■ DATASET EXTRACT
□ □ □ □ □ □ □
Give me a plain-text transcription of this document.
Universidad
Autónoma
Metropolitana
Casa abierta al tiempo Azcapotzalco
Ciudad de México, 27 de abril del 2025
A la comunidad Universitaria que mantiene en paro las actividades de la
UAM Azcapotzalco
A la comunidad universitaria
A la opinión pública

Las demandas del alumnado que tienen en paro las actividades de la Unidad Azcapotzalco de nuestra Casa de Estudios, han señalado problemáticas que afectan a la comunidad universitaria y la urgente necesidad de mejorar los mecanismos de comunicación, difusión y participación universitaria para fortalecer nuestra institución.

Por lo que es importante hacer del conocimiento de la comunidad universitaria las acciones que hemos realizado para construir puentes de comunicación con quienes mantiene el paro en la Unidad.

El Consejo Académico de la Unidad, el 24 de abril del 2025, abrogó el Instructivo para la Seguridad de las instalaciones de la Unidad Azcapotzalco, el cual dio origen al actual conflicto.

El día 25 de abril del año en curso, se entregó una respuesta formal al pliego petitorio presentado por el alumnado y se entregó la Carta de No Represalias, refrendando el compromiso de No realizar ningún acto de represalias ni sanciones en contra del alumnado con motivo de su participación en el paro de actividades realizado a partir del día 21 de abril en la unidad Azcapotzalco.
□ □ □ □ □ □ □
■ WHAT YOU NEED TO DO
Transcribe all of the entries without altering anything.

■ TASK SOLUTION
Give me a plain-text transcription of this document.
Universidad
Autónoma
Metropolitana
Casa abierta al tiempo Azcapotzalco
Ciudad de México, 27 de abril del 2025
A la comunidad Universitaria que mantiene en paro las actividades de la
UAM Azcapotzalco
A la comunidad universitaria
A la opinión pública

Las demandas del alumnado que tienen en paro las actividades de la Unidad Azcapotzalco de nuestra Casa de Estudios, han señalado problemáticas que afectan a la comunidad universitaria y la urgente necesidad de mejorar los mecanismos de comunicación, difusión y participación universitaria para fortalecer nuestra institución.

Por lo que es importante hacer del conocimiento de la comunidad universitaria las acciones que hemos realizado para construir puentes de comunicación con quienes mantiene el paro en la Unidad.

El Consejo Académico de la Unidad, el 24 de abril del 2025, abrogó el Instructivo para la Seguridad de las instalaciones de la Unidad Azcapotzalco, el cual dio origen al actual conflicto.

El día 25 de abril del año en curso, se entregó una respuesta formal al pliego petitorio presentado por el alumnado y se entregó la Carta de No Represalias, refrendando el compromiso de No realizar ningún acto de represalias ni sanciones en contra del alumnado con motivo de su participación en el paro de actividades realizado a partir del día 21 de abril en la unidad Azcapotzalco.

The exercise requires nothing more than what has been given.